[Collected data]
╭──

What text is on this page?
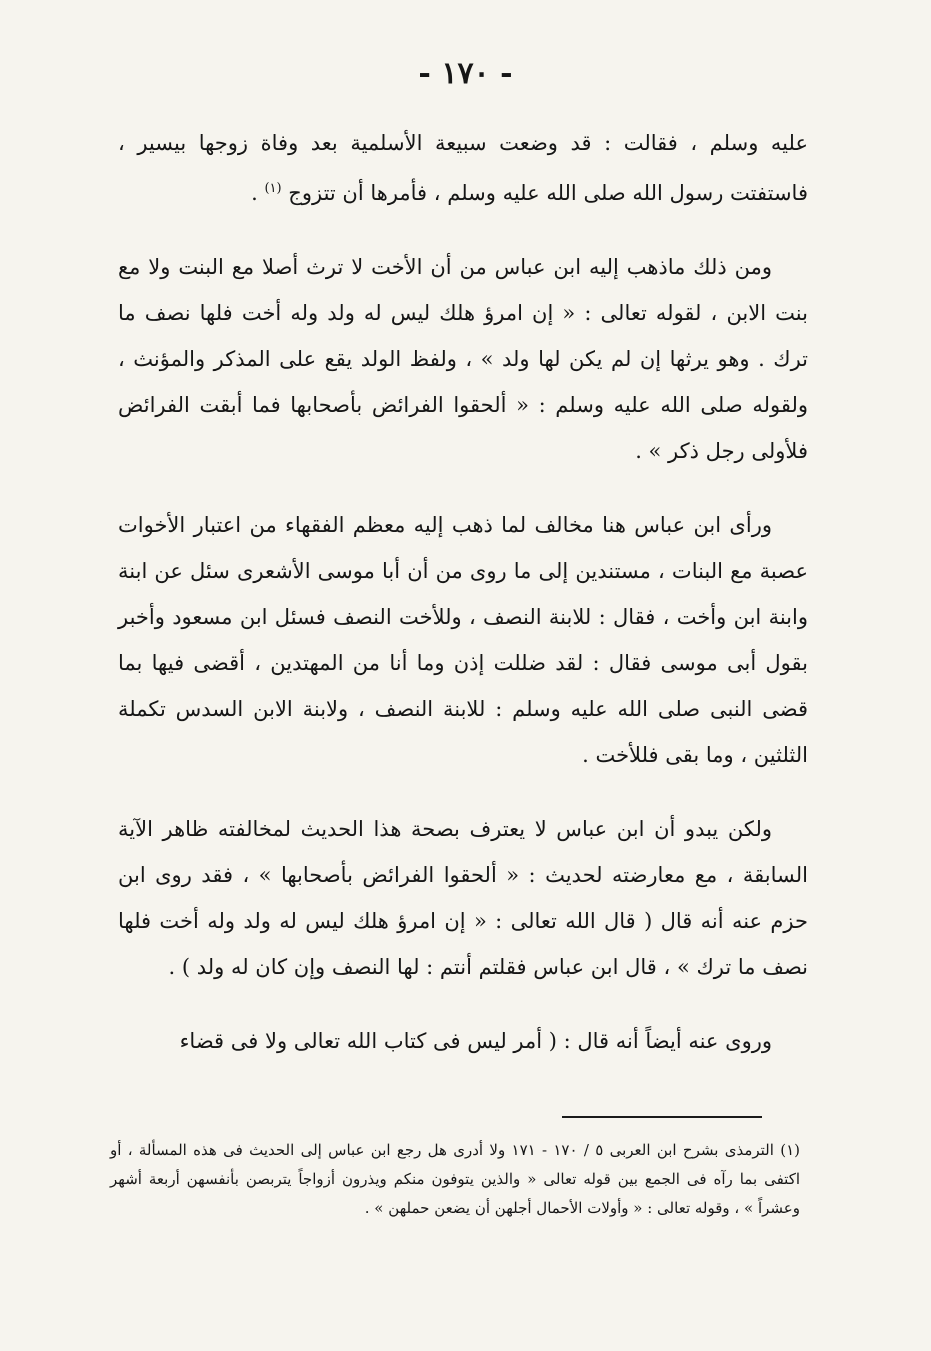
- ١٧٠ -

عليه وسلم ، فقالت : قد وضعت سبيعة الأسلمية بعد وفاة زوجها بيسير ، فاستفتت رسول الله صلى الله عليه وسلم ، فأمرها أن تتزوج $^{(١)}$ .

ومن ذلك ماذهب إليه ابن عباس من أن الأخت لا ترث أصلا مع البنت ولا مع بنت الابن ، لقوله تعالى : « إن امرؤ هلك ليس له ولد وله أخت فلها نصف ما ترك . وهو يرثها إن لم يكن لها ولد » ، ولفظ الولد يقع على المذكر والمؤنث ، ولقوله صلى الله عليه وسلم : « ألحقوا الفرائض بأصحابها فما أبقت الفرائض فلأولى رجل ذكر » .

ورأى ابن عباس هنا مخالف لما ذهب إليه معظم الفقهاء من اعتبار الأخوات عصبة مع البنات ، مستندين إلى ما روى من أن أبا موسى الأشعرى سئل عن ابنة وابنة ابن وأخت ، فقال : للابنة النصف ، وللأخت النصف فسئل ابن مسعود وأخبر بقول أبى موسى فقال : لقد ضللت إذن وما أنا من المهتدين ، أقضى فيها بما قضى النبى صلى الله عليه وسلم : للابنة النصف ، ولابنة الابن السدس تكملة الثلثين ، وما بقى فللأخت .

ولكن يبدو أن ابن عباس لا يعترف بصحة هذا الحديث لمخالفته ظاهر الآية السابقة ، مع معارضته لحديث : « ألحقوا الفرائض بأصحابها » ، فقد روى ابن حزم عنه أنه قال ( قال الله تعالى : « إن امرؤ هلك ليس له ولد وله أخت فلها نصف ما ترك » ، قال ابن عباس فقلتم أنتم : لها النصف وإن كان له ولد ) .

وروى عنه أيضاً أنه قال : ( أمر ليس فى كتاب الله تعالى ولا فى قضاء

(١) الترمذى بشرح ابن العربى ٥ / ١٧٠ - ١٧١ ولا أدرى هل رجع ابن عباس إلى الحديث فى هذه المسألة ، أو اكتفى بما رآه فى الجمع بين قوله تعالى « والذين يتوفون منكم ويذرون أزواجاً يتربصن بأنفسهن أربعة أشهر وعشراً » ، وقوله تعالى : « وأولات الأحمال أجلهن أن يضعن حملهن » .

╰──

WHAT NEEDS TO BE DONE: Do not copy the pictures, but repeat every line exactly.

SOLUTION FOR THIS EXERCISE:
What text is on this page?
- ١٧٠ -

عليه وسلم ، فقالت : قد وضعت سبيعة الأسلمية بعد وفاة زوجها بيسير ، فاستفتت رسول الله صلى الله عليه وسلم ، فأمرها أن تتزوج $^{(١)}$ .

ومن ذلك ماذهب إليه ابن عباس من أن الأخت لا ترث أصلا مع البنت ولا مع بنت الابن ، لقوله تعالى : « إن امرؤ هلك ليس له ولد وله أخت فلها نصف ما ترك . وهو يرثها إن لم يكن لها ولد » ، ولفظ الولد يقع على المذكر والمؤنث ، ولقوله صلى الله عليه وسلم : « ألحقوا الفرائض بأصحابها فما أبقت الفرائض فلأولى رجل ذكر » .

ورأى ابن عباس هنا مخالف لما ذهب إليه معظم الفقهاء من اعتبار الأخوات عصبة مع البنات ، مستندين إلى ما روى من أن أبا موسى الأشعرى سئل عن ابنة وابنة ابن وأخت ، فقال : للابنة النصف ، وللأخت النصف فسئل ابن مسعود وأخبر بقول أبى موسى فقال : لقد ضللت إذن وما أنا من المهتدين ، أقضى فيها بما قضى النبى صلى الله عليه وسلم : للابنة النصف ، ولابنة الابن السدس تكملة الثلثين ، وما بقى فللأخت .

ولكن يبدو أن ابن عباس لا يعترف بصحة هذا الحديث لمخالفته ظاهر الآية السابقة ، مع معارضته لحديث : « ألحقوا الفرائض بأصحابها » ، فقد روى ابن حزم عنه أنه قال ( قال الله تعالى : « إن امرؤ هلك ليس له ولد وله أخت فلها نصف ما ترك » ، قال ابن عباس فقلتم أنتم : لها النصف وإن كان له ولد ) .

وروى عنه أيضاً أنه قال : ( أمر ليس فى كتاب الله تعالى ولا فى قضاء

(١) الترمذى بشرح ابن العربى ٥ / ١٧٠ - ١٧١ ولا أدرى هل رجع ابن عباس إلى الحديث فى هذه المسألة ، أو اكتفى بما رآه فى الجمع بين قوله تعالى « والذين يتوفون منكم ويذرون أزواجاً يتربصن بأنفسهن أربعة أشهر وعشراً » ، وقوله تعالى : « وأولات الأحمال أجلهن أن يضعن حملهن » .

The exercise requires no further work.